**Set exercise 1**
From the text about the Lawrence v. Texas oral arguments, name every Supreme Court justice who is quoted, giving each full name as the text supplies it.

#### Given text ####

The Supreme Court heard oral arguments in Lawrence v. Texas last week. This case is a challenge to Texas' outlawing of sodomy by homosexuals.

NPR's Nina Totenberg did a nice piece (audio only) on the arguments. She reported a wonderfully illustrative exchange:

District Attorney [Charles] Rosenthal... rose to defend the Texas law. "There is no right," he asserted, "to extramarital sex of any kind."

Justice [Stephen] Breyer: "The argument for the other side is that people in their bedrooms have a right to sexual intimacy without intrusion from the state. What's your response to that?"

Answer: "In Texas, sodomy is a Class C misdemeanor."

Breyer: "I'd like a straight answer to my question."

Answer: "Our position is that the line should be drawn at the marital bedroom."

Justice [Ruth Bader] Ginsburg: "Homosexuals can adopt children or be foster parents in Texas. If they can be proper guardians of children, then how can they be criminals? That's not consistent."

Justice [John Paul] Stevens: "Does Texas prohibit sexual intercourse between unmarried heterosexuals?"

Answer: "No."

Question: "What about adultery?"

Answer: "It's not illegal, but we don't condone it."

Justice Breyer: "I don't see any justification for this law except, 'I do not like thee, Dr. Fell / The reason why I cannot tell.'"

Answer: "Texas has the right to make moral judgements."

Breyer: "Can the state make it illegal to tell serious lies at the dinner table?"

Answer: "That would have no rational justification."

Breyer: "Oh, really? I would think telling serious lies would be very immoral. You know," continued Breyer, "at the time of the First World War, some states outlawed the teaching of German in the public schools. There was no reason justifying that action and you haven't given us a reason here, except to say that it's immoral."

Justice [Antonin] Scalia: "Just as bigamy and adultery are immoral."

Breyer: "Or teaching German?"

Scalia groaned. "Well, uh..."

It was gratifying to see an editorial against the position of the state of Texas written by Republican Alan Simpson appear in the Wall Street Journal the same day:

I am a lifelong Republican because I have always believed in the rights of the individual -- the rights to life, liberty, and the pursuit of happiness. I believe those rights to be, as the Founders declared, God-given. Right now, they are under threat in Texas.

#### Material ####

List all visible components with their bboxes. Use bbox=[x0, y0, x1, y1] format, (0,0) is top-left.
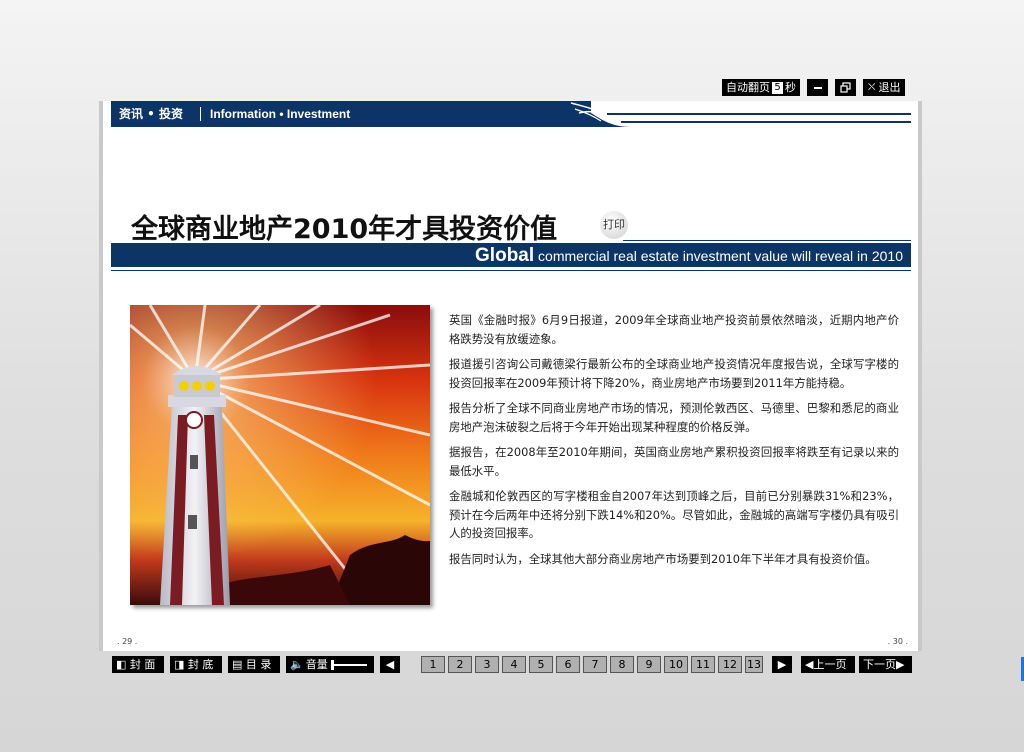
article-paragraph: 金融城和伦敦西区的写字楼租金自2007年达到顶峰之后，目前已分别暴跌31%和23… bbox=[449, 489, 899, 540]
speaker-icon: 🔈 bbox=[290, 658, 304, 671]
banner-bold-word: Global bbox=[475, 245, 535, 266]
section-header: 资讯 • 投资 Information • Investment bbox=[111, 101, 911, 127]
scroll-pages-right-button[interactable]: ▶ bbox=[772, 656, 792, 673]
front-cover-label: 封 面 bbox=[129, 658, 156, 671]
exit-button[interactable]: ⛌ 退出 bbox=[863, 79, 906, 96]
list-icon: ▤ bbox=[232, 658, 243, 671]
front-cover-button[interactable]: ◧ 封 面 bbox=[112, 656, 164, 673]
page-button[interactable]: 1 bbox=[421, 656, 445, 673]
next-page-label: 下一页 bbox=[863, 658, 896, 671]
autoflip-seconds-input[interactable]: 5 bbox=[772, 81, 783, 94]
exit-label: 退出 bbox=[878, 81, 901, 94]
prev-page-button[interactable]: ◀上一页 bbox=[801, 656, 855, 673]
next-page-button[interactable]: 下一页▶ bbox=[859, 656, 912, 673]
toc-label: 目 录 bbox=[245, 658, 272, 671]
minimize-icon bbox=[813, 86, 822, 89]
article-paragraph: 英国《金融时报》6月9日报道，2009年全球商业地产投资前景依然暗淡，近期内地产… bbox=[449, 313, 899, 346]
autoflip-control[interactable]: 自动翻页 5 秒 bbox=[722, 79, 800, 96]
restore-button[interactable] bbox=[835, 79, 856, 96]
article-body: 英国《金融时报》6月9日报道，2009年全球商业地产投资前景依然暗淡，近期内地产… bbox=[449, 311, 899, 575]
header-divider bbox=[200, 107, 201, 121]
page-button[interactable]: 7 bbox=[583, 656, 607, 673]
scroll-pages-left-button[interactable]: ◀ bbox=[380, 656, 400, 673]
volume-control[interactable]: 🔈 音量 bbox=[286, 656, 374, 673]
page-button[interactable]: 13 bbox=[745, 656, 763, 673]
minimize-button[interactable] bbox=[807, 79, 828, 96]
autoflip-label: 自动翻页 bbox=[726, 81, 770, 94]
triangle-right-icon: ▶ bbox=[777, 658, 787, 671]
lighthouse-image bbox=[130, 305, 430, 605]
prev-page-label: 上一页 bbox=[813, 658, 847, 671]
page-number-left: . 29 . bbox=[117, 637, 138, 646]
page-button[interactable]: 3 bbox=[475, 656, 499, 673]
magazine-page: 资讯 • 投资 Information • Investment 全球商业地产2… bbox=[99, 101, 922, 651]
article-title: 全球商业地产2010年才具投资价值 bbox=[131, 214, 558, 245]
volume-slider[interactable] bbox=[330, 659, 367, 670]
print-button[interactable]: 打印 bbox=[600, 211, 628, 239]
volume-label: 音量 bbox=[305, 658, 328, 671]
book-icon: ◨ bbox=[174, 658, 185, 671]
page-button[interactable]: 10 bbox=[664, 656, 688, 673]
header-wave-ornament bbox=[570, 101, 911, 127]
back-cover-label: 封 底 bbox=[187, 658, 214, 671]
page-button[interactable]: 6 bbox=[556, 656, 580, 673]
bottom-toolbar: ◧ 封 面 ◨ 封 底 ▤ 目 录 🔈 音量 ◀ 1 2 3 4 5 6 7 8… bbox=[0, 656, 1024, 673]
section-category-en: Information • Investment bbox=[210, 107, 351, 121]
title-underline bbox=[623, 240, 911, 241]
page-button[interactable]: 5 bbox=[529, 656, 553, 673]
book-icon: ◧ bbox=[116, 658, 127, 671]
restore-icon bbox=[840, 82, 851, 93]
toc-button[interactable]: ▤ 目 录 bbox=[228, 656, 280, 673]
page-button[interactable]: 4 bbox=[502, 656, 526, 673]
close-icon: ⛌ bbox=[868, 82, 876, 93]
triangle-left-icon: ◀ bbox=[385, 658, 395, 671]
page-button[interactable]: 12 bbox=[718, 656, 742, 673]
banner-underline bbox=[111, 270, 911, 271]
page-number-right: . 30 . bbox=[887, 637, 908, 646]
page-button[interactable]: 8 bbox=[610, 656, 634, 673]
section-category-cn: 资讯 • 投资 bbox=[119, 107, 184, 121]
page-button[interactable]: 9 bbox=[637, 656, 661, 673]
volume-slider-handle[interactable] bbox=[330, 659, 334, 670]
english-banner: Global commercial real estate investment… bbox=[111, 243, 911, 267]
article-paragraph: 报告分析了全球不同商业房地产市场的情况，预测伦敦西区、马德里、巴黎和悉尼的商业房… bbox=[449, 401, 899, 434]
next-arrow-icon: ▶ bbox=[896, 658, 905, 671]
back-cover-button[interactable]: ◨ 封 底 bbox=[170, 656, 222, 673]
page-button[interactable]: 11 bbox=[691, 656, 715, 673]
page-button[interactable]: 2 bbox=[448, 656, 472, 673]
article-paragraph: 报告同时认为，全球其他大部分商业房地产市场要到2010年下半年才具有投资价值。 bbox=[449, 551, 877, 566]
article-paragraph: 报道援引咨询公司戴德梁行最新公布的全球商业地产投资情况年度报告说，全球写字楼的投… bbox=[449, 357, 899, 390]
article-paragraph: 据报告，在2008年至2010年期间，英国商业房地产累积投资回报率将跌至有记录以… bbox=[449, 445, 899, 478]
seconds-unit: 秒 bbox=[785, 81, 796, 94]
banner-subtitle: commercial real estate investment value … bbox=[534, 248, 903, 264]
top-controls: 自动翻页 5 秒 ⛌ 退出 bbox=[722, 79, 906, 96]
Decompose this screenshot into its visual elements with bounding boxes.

####

**Set exercise 2**
Copy out the lines of the records beginning with the line that contains "489, 899, 540]" and continuing through the line that contains "exit-button[interactable]: ⛌ 退出".

**Final answer 1**
Stephen Breyer
Ruth Bader Ginsburg
John Paul Stevens
Antonin Scalia

**Final answer 2**
article-paragraph: 金融城和伦敦西区的写字楼租金自2007年达到顶峰之后，目前已分别暴跌31%和23… bbox=[449, 489, 899, 540]
speaker-icon: 🔈 bbox=[290, 658, 304, 671]
banner-bold-word: Global bbox=[475, 245, 535, 266]
section-header: 资讯 • 投资 Information • Investment bbox=[111, 101, 911, 127]
scroll-pages-right-button[interactable]: ▶ bbox=[772, 656, 792, 673]
front-cover-label: 封 面 bbox=[129, 658, 156, 671]
exit-button[interactable]: ⛌ 退出 bbox=[863, 79, 906, 96]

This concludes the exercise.